[START SOURCE DATA]

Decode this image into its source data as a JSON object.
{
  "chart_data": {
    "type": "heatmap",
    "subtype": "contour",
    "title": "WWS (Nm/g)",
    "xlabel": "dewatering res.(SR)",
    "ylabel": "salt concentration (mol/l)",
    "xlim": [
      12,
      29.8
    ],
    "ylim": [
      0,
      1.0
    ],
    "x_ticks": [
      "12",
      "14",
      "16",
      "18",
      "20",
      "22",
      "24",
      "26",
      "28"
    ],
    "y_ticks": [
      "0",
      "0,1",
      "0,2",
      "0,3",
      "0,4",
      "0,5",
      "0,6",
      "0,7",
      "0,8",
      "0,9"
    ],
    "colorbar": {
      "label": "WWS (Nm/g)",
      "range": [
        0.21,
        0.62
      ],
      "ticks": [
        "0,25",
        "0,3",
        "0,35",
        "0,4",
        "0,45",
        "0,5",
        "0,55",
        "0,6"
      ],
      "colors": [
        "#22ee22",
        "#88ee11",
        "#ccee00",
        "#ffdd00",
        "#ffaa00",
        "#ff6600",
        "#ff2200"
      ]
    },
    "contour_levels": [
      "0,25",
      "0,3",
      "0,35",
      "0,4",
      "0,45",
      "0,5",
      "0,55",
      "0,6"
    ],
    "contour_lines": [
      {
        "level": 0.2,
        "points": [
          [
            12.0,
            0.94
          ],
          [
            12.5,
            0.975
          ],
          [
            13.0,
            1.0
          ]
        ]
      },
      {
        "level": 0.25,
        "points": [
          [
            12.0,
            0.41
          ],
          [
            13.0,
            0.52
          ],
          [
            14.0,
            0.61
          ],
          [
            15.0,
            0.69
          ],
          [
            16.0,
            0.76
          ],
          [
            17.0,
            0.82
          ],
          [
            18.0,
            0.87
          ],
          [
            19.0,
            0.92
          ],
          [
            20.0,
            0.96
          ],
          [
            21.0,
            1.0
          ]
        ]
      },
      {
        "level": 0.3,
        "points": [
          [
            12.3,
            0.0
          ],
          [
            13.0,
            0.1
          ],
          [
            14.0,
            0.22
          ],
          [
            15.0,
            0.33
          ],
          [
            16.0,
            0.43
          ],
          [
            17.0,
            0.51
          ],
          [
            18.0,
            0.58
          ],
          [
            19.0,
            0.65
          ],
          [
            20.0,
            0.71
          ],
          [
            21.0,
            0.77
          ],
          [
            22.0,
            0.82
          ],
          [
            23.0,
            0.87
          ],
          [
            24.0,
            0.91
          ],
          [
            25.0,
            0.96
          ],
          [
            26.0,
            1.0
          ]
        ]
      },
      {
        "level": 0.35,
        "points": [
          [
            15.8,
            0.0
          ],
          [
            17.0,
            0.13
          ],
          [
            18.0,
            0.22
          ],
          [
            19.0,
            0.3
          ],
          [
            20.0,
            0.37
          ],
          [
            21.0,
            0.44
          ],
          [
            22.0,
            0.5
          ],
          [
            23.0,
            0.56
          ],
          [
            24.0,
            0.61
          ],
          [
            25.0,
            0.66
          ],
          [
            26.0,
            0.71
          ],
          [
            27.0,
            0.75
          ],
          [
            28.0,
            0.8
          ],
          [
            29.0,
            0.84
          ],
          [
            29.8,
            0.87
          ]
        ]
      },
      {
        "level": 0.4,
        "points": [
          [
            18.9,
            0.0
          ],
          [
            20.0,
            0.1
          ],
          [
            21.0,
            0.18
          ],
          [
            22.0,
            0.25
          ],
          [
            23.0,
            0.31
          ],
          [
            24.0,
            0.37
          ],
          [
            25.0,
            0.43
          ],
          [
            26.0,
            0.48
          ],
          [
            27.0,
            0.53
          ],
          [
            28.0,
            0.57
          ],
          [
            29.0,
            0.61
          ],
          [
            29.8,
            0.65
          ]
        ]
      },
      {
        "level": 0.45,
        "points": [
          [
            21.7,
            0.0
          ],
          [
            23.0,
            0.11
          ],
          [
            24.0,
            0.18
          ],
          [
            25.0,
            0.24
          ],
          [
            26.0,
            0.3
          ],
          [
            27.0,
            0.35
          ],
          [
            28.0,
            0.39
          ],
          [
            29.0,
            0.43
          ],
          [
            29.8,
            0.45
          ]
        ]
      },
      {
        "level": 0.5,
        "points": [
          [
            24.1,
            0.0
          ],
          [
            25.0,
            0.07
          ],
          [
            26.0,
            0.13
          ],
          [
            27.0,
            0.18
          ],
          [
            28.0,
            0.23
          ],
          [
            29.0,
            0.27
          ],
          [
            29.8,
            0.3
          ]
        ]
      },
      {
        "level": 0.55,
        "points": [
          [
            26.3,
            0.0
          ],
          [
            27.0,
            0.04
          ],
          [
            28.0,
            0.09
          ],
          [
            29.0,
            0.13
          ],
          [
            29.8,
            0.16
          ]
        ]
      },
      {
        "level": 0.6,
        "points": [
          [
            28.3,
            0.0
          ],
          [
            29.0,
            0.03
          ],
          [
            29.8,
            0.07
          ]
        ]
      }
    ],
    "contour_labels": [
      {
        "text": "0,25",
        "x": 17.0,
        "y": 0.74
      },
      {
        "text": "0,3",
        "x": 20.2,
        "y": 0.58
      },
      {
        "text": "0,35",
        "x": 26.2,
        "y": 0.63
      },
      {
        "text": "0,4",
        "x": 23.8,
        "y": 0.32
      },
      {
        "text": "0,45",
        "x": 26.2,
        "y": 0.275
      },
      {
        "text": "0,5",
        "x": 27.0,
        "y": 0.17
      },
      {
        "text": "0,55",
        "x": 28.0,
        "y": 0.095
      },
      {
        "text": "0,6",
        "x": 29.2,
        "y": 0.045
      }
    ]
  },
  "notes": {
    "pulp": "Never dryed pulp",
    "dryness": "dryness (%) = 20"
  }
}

[END SOURCE DATA]

GOAL: Copy all of the data. Keep every word exactly as it is.

EXPECTED ANSWER:
Decode this image into its source data as a JSON object.
{
  "chart_data": {
    "type": "heatmap",
    "subtype": "contour",
    "title": "WWS (Nm/g)",
    "xlabel": "dewatering res.(SR)",
    "ylabel": "salt concentration (mol/l)",
    "xlim": [
      12,
      29.8
    ],
    "ylim": [
      0,
      1.0
    ],
    "x_ticks": [
      "12",
      "14",
      "16",
      "18",
      "20",
      "22",
      "24",
      "26",
      "28"
    ],
    "y_ticks": [
      "0",
      "0,1",
      "0,2",
      "0,3",
      "0,4",
      "0,5",
      "0,6",
      "0,7",
      "0,8",
      "0,9"
    ],
    "colorbar": {
      "label": "WWS (Nm/g)",
      "range": [
        0.21,
        0.62
      ],
      "ticks": [
        "0,25",
        "0,3",
        "0,35",
        "0,4",
        "0,45",
        "0,5",
        "0,55",
        "0,6"
      ],
      "colors": [
        "#22ee22",
        "#88ee11",
        "#ccee00",
        "#ffdd00",
        "#ffaa00",
        "#ff6600",
        "#ff2200"
      ]
    },
    "contour_levels": [
      "0,25",
      "0,3",
      "0,35",
      "0,4",
      "0,45",
      "0,5",
      "0,55",
      "0,6"
    ],
    "contour_lines": [
      {
        "level": 0.2,
        "points": [
          [
            12.0,
            0.94
          ],
          [
            12.5,
            0.975
          ],
          [
            13.0,
            1.0
          ]
        ]
      },
      {
        "level": 0.25,
        "points": [
          [
            12.0,
            0.41
          ],
          [
            13.0,
            0.52
          ],
          [
            14.0,
            0.61
          ],
          [
            15.0,
            0.69
          ],
          [
            16.0,
            0.76
          ],
          [
            17.0,
            0.82
          ],
          [
            18.0,
            0.87
          ],
          [
            19.0,
            0.92
          ],
          [
            20.0,
            0.96
          ],
          [
            21.0,
            1.0
          ]
        ]
      },
      {
        "level": 0.3,
        "points": [
          [
            12.3,
            0.0
          ],
          [
            13.0,
            0.1
          ],
          [
            14.0,
            0.22
          ],
          [
            15.0,
            0.33
          ],
          [
            16.0,
            0.43
          ],
          [
            17.0,
            0.51
          ],
          [
            18.0,
            0.58
          ],
          [
            19.0,
            0.65
          ],
          [
            20.0,
            0.71
          ],
          [
            21.0,
            0.77
          ],
          [
            22.0,
            0.82
          ],
          [
            23.0,
            0.87
          ],
          [
            24.0,
            0.91
          ],
          [
            25.0,
            0.96
          ],
          [
            26.0,
            1.0
          ]
        ]
      },
      {
        "level": 0.35,
        "points": [
          [
            15.8,
            0.0
          ],
          [
            17.0,
            0.13
          ],
          [
            18.0,
            0.22
          ],
          [
            19.0,
            0.3
          ],
          [
            20.0,
            0.37
          ],
          [
            21.0,
            0.44
          ],
          [
            22.0,
            0.5
          ],
          [
            23.0,
            0.56
          ],
          [
            24.0,
            0.61
          ],
          [
            25.0,
            0.66
          ],
          [
            26.0,
            0.71
          ],
          [
            27.0,
            0.75
          ],
          [
            28.0,
            0.8
          ],
          [
            29.0,
            0.84
          ],
          [
            29.8,
            0.87
          ]
        ]
      },
      {
        "level": 0.4,
        "points": [
          [
            18.9,
            0.0
          ],
          [
            20.0,
            0.1
          ],
          [
            21.0,
            0.18
          ],
          [
            22.0,
            0.25
          ],
          [
            23.0,
            0.31
          ],
          [
            24.0,
            0.37
          ],
          [
            25.0,
            0.43
          ],
          [
            26.0,
            0.48
          ],
          [
            27.0,
            0.53
          ],
          [
            28.0,
            0.57
          ],
          [
            29.0,
            0.61
          ],
          [
            29.8,
            0.65
          ]
        ]
      },
      {
        "level": 0.45,
        "points": [
          [
            21.7,
            0.0
          ],
          [
            23.0,
            0.11
          ],
          [
            24.0,
            0.18
          ],
          [
            25.0,
            0.24
          ],
          [
            26.0,
            0.3
          ],
          [
            27.0,
            0.35
          ],
          [
            28.0,
            0.39
          ],
          [
            29.0,
            0.43
          ],
          [
            29.8,
            0.45
          ]
        ]
      },
      {
        "level": 0.5,
        "points": [
          [
            24.1,
            0.0
          ],
          [
            25.0,
            0.07
          ],
          [
            26.0,
            0.13
          ],
          [
            27.0,
            0.18
          ],
          [
            28.0,
            0.23
          ],
          [
            29.0,
            0.27
          ],
          [
            29.8,
            0.3
          ]
        ]
      },
      {
        "level": 0.55,
        "points": [
          [
            26.3,
            0.0
          ],
          [
            27.0,
            0.04
          ],
          [
            28.0,
            0.09
          ],
          [
            29.0,
            0.13
          ],
          [
            29.8,
            0.16
          ]
        ]
      },
      {
        "level": 0.6,
        "points": [
          [
            28.3,
            0.0
          ],
          [
            29.0,
            0.03
          ],
          [
            29.8,
            0.07
          ]
        ]
      }
    ],
    "contour_labels": [
      {
        "text": "0,25",
        "x": 17.0,
        "y": 0.74
      },
      {
        "text": "0,3",
        "x": 20.2,
        "y": 0.58
      },
      {
        "text": "0,35",
        "x": 26.2,
        "y": 0.63
      },
      {
        "text": "0,4",
        "x": 23.8,
        "y": 0.32
      },
      {
        "text": "0,45",
        "x": 26.2,
        "y": 0.275
      },
      {
        "text": "0,5",
        "x": 27.0,
        "y": 0.17
      },
      {
        "text": "0,55",
        "x": 28.0,
        "y": 0.095
      },
      {
        "text": "0,6",
        "x": 29.2,
        "y": 0.045
      }
    ]
  },
  "notes": {
    "pulp": "Never dryed pulp",
    "dryness": "dryness (%) = 20"
  }
}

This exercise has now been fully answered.